Instructions for the task: Quote the records that follow in full and exactly; leave out the pictures.

Records for the exercise:
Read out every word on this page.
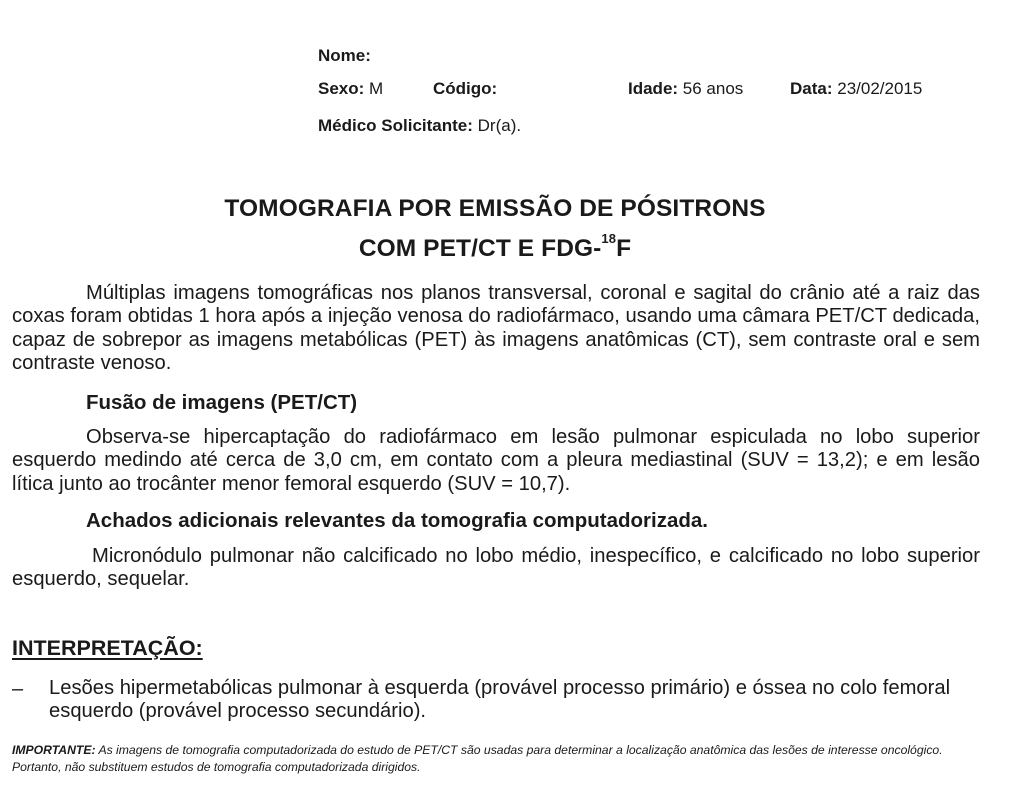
Nome:
Sexo: M	Código:	Idade: 56 anos	Data: 23/02/2015
Médico Solicitante: Dr(a).
TOMOGRAFIA POR EMISSÃO DE PÓSITRONS
COM PET/CT E FDG-$^{18}$F
Múltiplas imagens tomográficas nos planos transversal, coronal e sagital do crânio até a raiz das coxas foram obtidas 1 hora após a injeção venosa do radiofármaco, usando uma câmara PET/CT dedicada, capaz de sobrepor as imagens metabólicas (PET) às imagens anatômicas (CT), sem contraste oral e sem contraste venoso.
Fusão de imagens (PET/CT)
Observa-se hipercaptação do radiofármaco em lesão pulmonar espiculada no lobo superior esquerdo medindo até cerca de 3,0 cm, em contato com a pleura mediastinal (SUV = 13,2); e em lesão lítica junto ao trocânter menor femoral esquerdo (SUV = 10,7).
Achados adicionais relevantes da tomografia computadorizada.
Micronódulo pulmonar não calcificado no lobo médio, inespecífico, e calcificado no lobo superior esquerdo, sequelar.
INTERPRETAÇÃO:
– Lesões hipermetabólicas pulmonar à esquerda (provável processo primário) e óssea no colo femoral esquerdo (provável processo secundário).
IMPORTANTE: As imagens de tomografia computadorizada do estudo de PET/CT são usadas para determinar a localização anatômica das lesões de interesse oncológico. Portanto, não substituem estudos de tomografia computadorizada dirigidos.
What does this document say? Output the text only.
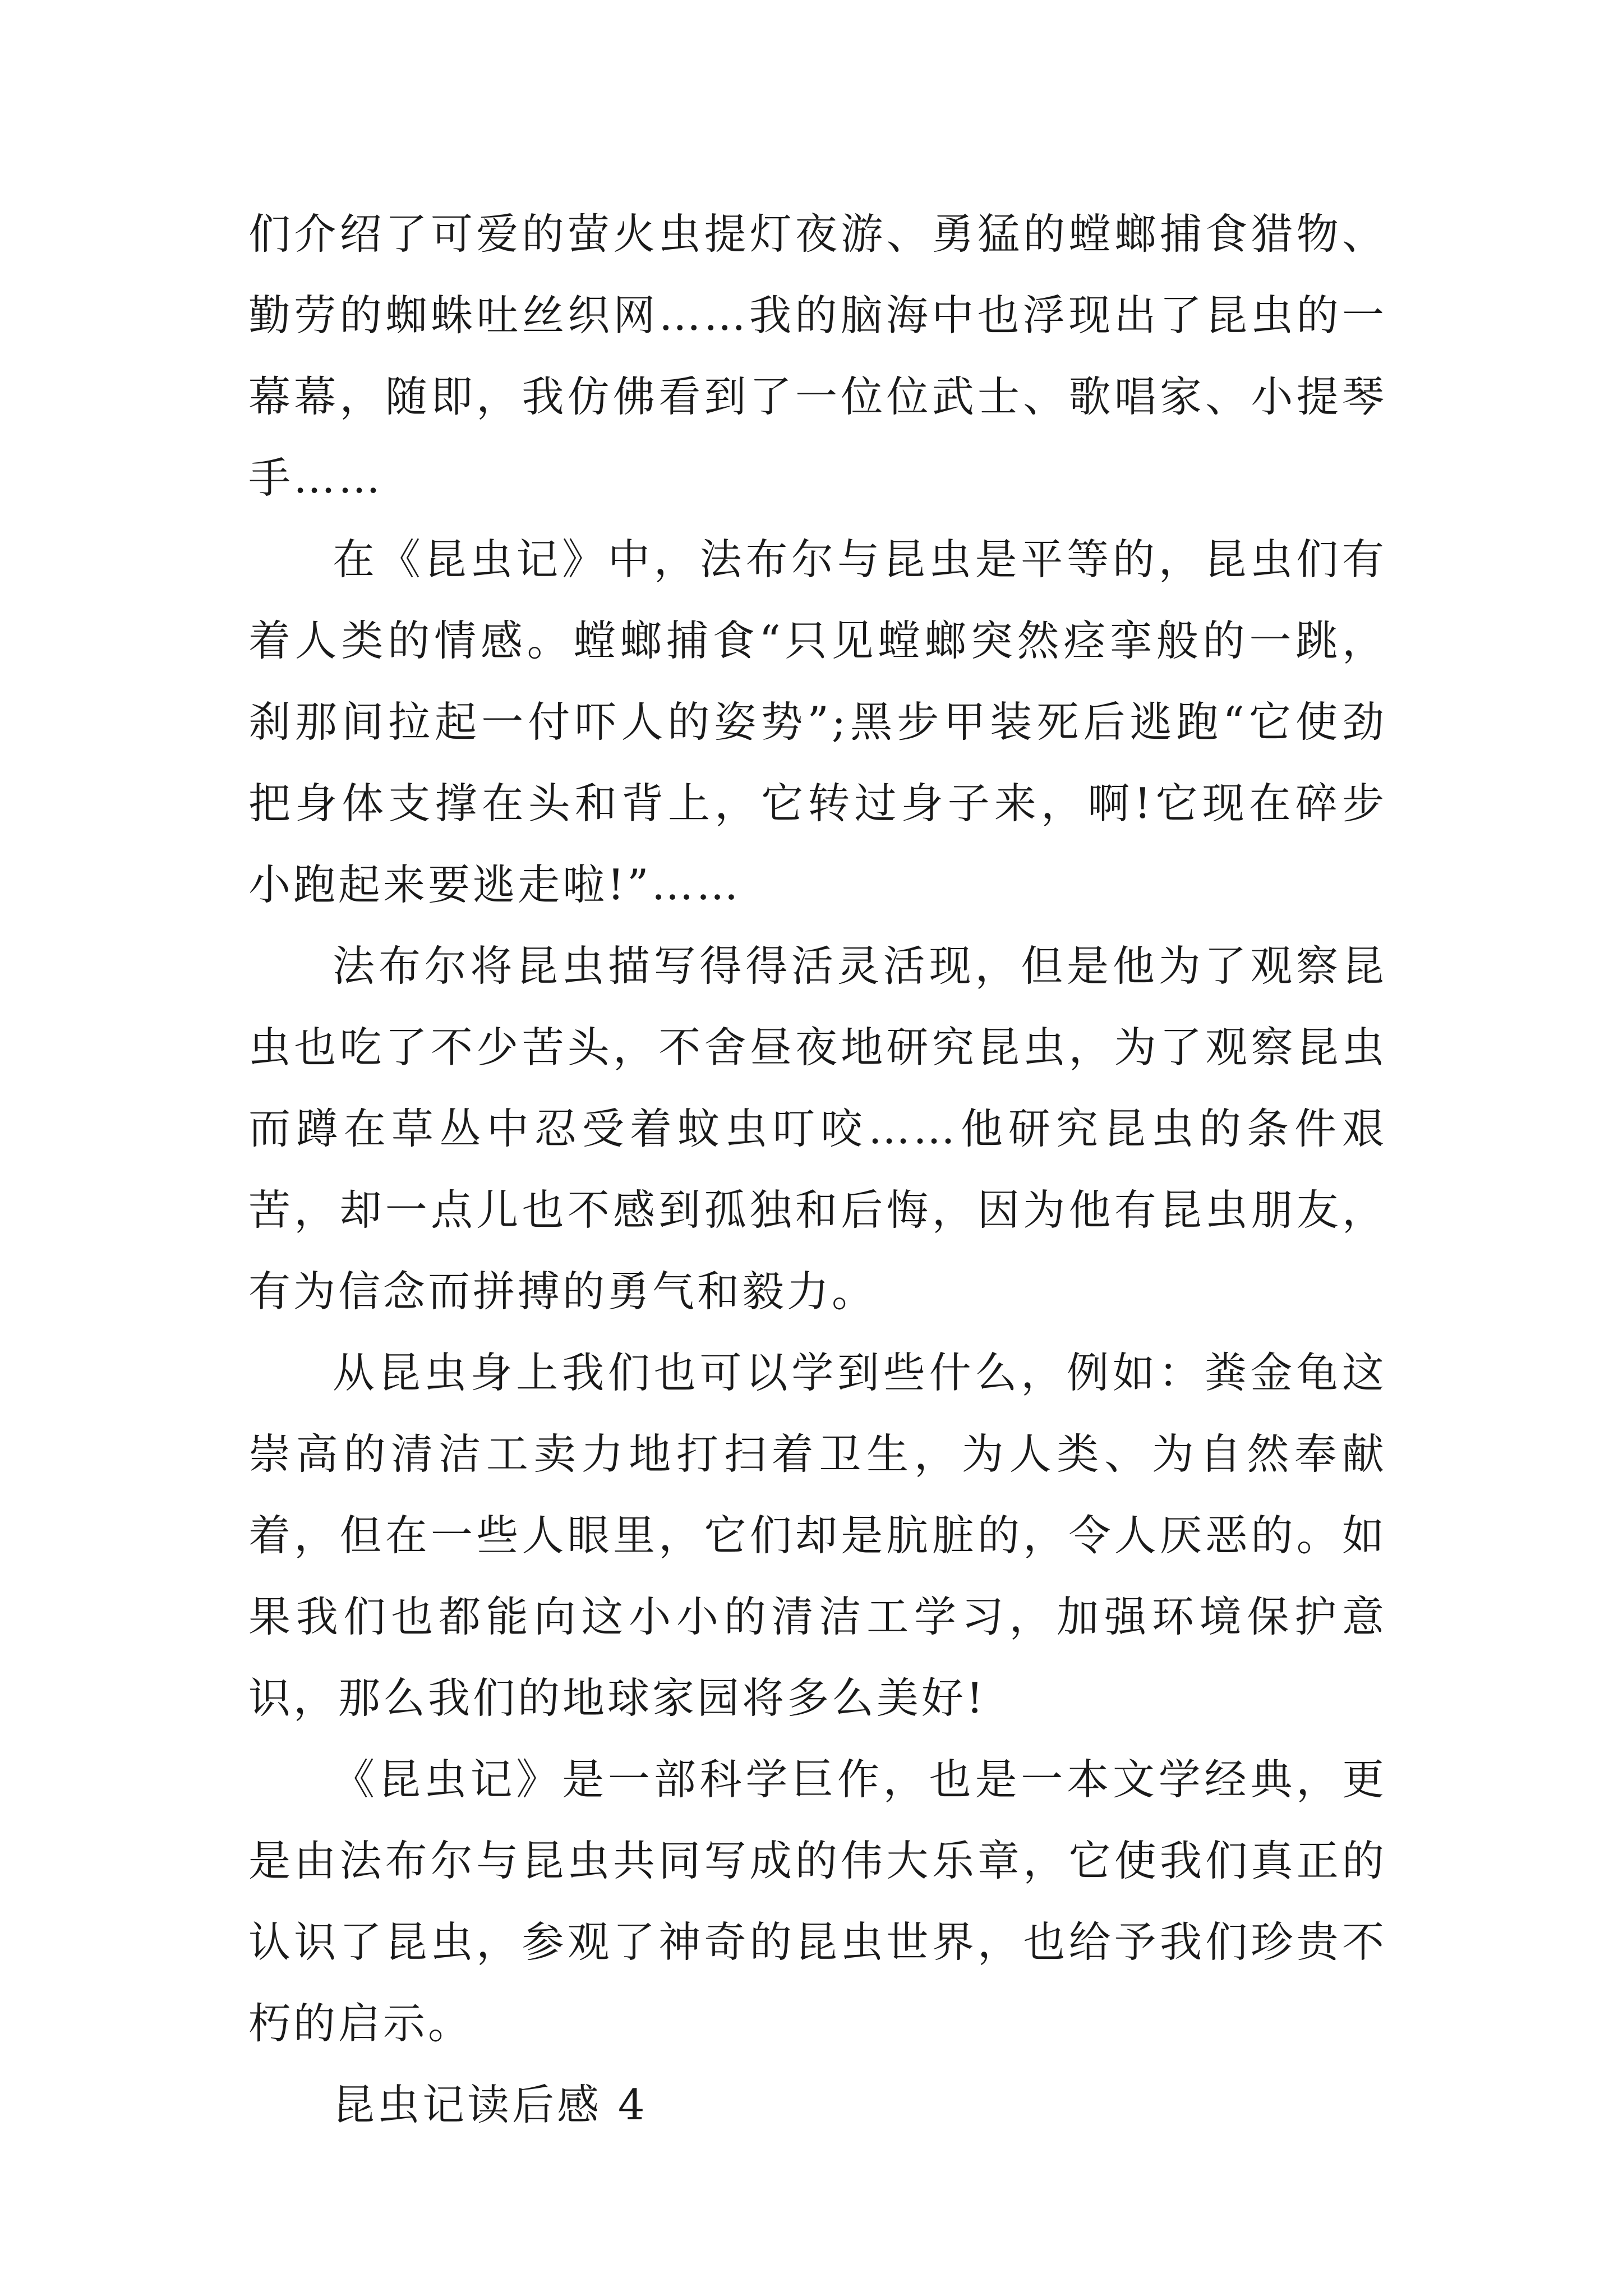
们介绍了可爱的萤火虫提灯夜游、勇猛的螳螂捕食猎物、勤劳的蜘蛛吐丝织网……我的脑海中也浮现出了昆虫的一幕幕，随即，我仿佛看到了一位位武士、歌唱家、小提琴手……

在《昆虫记》中，法布尔与昆虫是平等的，昆虫们有着人类的情感。螳螂捕食“只见螳螂突然痉挛般的一跳，刹那间拉起一付吓人的姿势”;黑步甲装死后逃跑“它使劲把身体支撑在头和背上，它转过身子来，啊!它现在碎步小跑起来要逃走啦!”……

法布尔将昆虫描写得得活灵活现，但是他为了观察昆虫也吃了不少苦头，不舍昼夜地研究昆虫，为了观察昆虫而蹲在草丛中忍受着蚊虫叮咬……他研究昆虫的条件艰苦，却一点儿也不感到孤独和后悔，因为他有昆虫朋友，有为信念而拼搏的勇气和毅力。

从昆虫身上我们也可以学到些什么，例如：粪金龟这崇高的清洁工卖力地打扫着卫生，为人类、为自然奉献着，但在一些人眼里，它们却是肮脏的，令人厌恶的。如果我们也都能向这小小的清洁工学习，加强环境保护意识，那么我们的地球家园将多么美好!

《昆虫记》是一部科学巨作，也是一本文学经典，更是由法布尔与昆虫共同写成的伟大乐章，它使我们真正的认识了昆虫，参观了神奇的昆虫世界，也给予我们珍贵不朽的启示。

昆虫记读后感 4
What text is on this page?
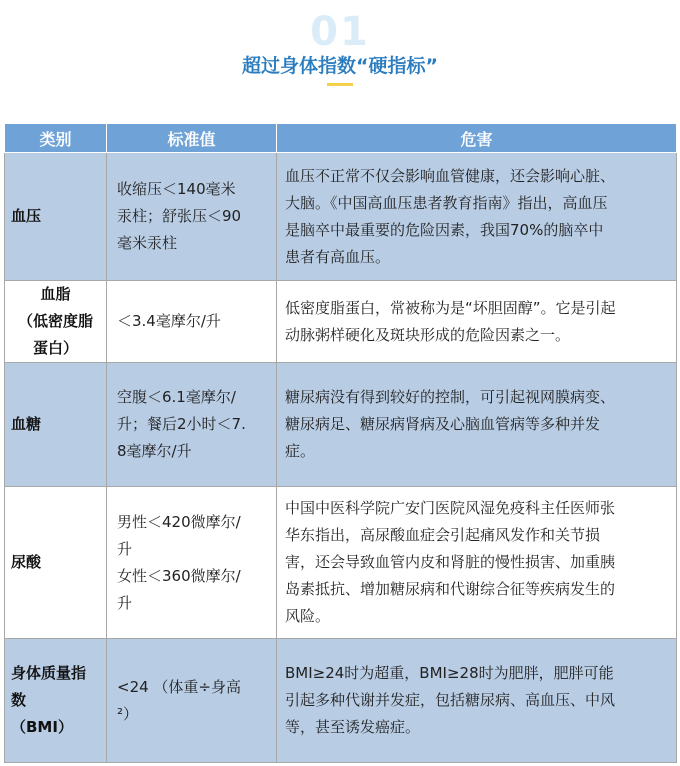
01
超过身体指数“硬指标”
类别	标准值	危害

血压	收缩压＜140毫米
汞柱；舒张压＜90
毫米汞柱	血压不正常不仅会影响血管健康，还会影响心脏、
大脑。《中国高血压患者教育指南》指出，高血压
是脑卒中最重要的危险因素，我国70%的脑卒中
患者有高血压。

血脂
（低密度脂
蛋白）	＜3.4毫摩尔/升	低密度脂蛋白，常被称为是“坏胆固醇”。它是引起
动脉粥样硬化及斑块形成的危险因素之一。

血糖	空腹＜6.1毫摩尔/
升；餐后2小时＜7.
8毫摩尔/升	糖尿病没有得到较好的控制，可引起视网膜病变、
糖尿病足、糖尿病肾病及心脑血管病等多种并发
症。

尿酸	男性＜420微摩尔/
升
女性＜360微摩尔/
升	中国中医科学院广安门医院风湿免疫科主任医师张
华东指出，高尿酸血症会引起痛风发作和关节损
害，还会导致血管内皮和肾脏的慢性损害、加重胰
岛素抵抗、增加糖尿病和代谢综合征等疾病发生的
风险。

身体质量指
数
（BMI）	<24 （体重÷身高
²）	BMI≥24时为超重，BMI≥28时为肥胖，肥胖可能
引起多种代谢并发症，包括糖尿病、高血压、中风
等，甚至诱发癌症。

Complete response:
Read out every word on this page.
Nome:
Sexo: M	Código:	Idade: 56 anos	Data: 23/02/2015
Médico Solicitante: Dr(a).
TOMOGRAFIA POR EMISSÃO DE PÓSITRONS
COM PET/CT E FDG-$^{18}$F
Múltiplas imagens tomográficas nos planos transversal, coronal e sagital do crânio até a raiz das coxas foram obtidas 1 hora após a injeção venosa do radiofármaco, usando uma câmara PET/CT dedicada, capaz de sobrepor as imagens metabólicas (PET) às imagens anatômicas (CT), sem contraste oral e sem contraste venoso.
Fusão de imagens (PET/CT)
Observa-se hipercaptação do radiofármaco em lesão pulmonar espiculada no lobo superior esquerdo medindo até cerca de 3,0 cm, em contato com a pleura mediastinal (SUV = 13,2); e em lesão lítica junto ao trocânter menor femoral esquerdo (SUV = 10,7).
Achados adicionais relevantes da tomografia computadorizada.
Micronódulo pulmonar não calcificado no lobo médio, inespecífico, e calcificado no lobo superior esquerdo, sequelar.
INTERPRETAÇÃO:
– Lesões hipermetabólicas pulmonar à esquerda (provável processo primário) e óssea no colo femoral esquerdo (provável processo secundário).
IMPORTANTE: As imagens de tomografia computadorizada do estudo de PET/CT são usadas para determinar a localização anatômica das lesões de interesse oncológico. Portanto, não substituem estudos de tomografia computadorizada dirigidos.
What does this document say? Output the text only.
们介绍了可爱的萤火虫提灯夜游、勇猛的螳螂捕食猎物、勤劳的蜘蛛吐丝织网……我的脑海中也浮现出了昆虫的一幕幕，随即，我仿佛看到了一位位武士、歌唱家、小提琴手……

在《昆虫记》中，法布尔与昆虫是平等的，昆虫们有着人类的情感。螳螂捕食“只见螳螂突然痉挛般的一跳，刹那间拉起一付吓人的姿势”;黑步甲装死后逃跑“它使劲把身体支撑在头和背上，它转过身子来，啊!它现在碎步小跑起来要逃走啦!”……

法布尔将昆虫描写得得活灵活现，但是他为了观察昆虫也吃了不少苦头，不舍昼夜地研究昆虫，为了观察昆虫而蹲在草丛中忍受着蚊虫叮咬……他研究昆虫的条件艰苦，却一点儿也不感到孤独和后悔，因为他有昆虫朋友，有为信念而拼搏的勇气和毅力。

从昆虫身上我们也可以学到些什么，例如：粪金龟这崇高的清洁工卖力地打扫着卫生，为人类、为自然奉献着，但在一些人眼里，它们却是肮脏的，令人厌恶的。如果我们也都能向这小小的清洁工学习，加强环境保护意识，那么我们的地球家园将多么美好!

《昆虫记》是一部科学巨作，也是一本文学经典，更是由法布尔与昆虫共同写成的伟大乐章，它使我们真正的认识了昆虫，参观了神奇的昆虫世界，也给予我们珍贵不朽的启示。

昆虫记读后感 4
What text is on this page?
01
超过身体指数“硬指标”
类别	标准值	危害

血压	收缩压＜140毫米
汞柱；舒张压＜90
毫米汞柱	血压不正常不仅会影响血管健康，还会影响心脏、
大脑。《中国高血压患者教育指南》指出，高血压
是脑卒中最重要的危险因素，我国70%的脑卒中
患者有高血压。

血脂
（低密度脂
蛋白）	＜3.4毫摩尔/升	低密度脂蛋白，常被称为是“坏胆固醇”。它是引起
动脉粥样硬化及斑块形成的危险因素之一。

血糖	空腹＜6.1毫摩尔/
升；餐后2小时＜7.
8毫摩尔/升	糖尿病没有得到较好的控制，可引起视网膜病变、
糖尿病足、糖尿病肾病及心脑血管病等多种并发
症。

尿酸	男性＜420微摩尔/
升
女性＜360微摩尔/
升	中国中医科学院广安门医院风湿免疫科主任医师张
华东指出，高尿酸血症会引起痛风发作和关节损
害，还会导致血管内皮和肾脏的慢性损害、加重胰
岛素抵抗、增加糖尿病和代谢综合征等疾病发生的
风险。

身体质量指
数
（BMI）	<24 （体重÷身高
²）	BMI≥24时为超重，BMI≥28时为肥胖，肥胖可能
引起多种代谢并发症，包括糖尿病、高血压、中风
等，甚至诱发癌症。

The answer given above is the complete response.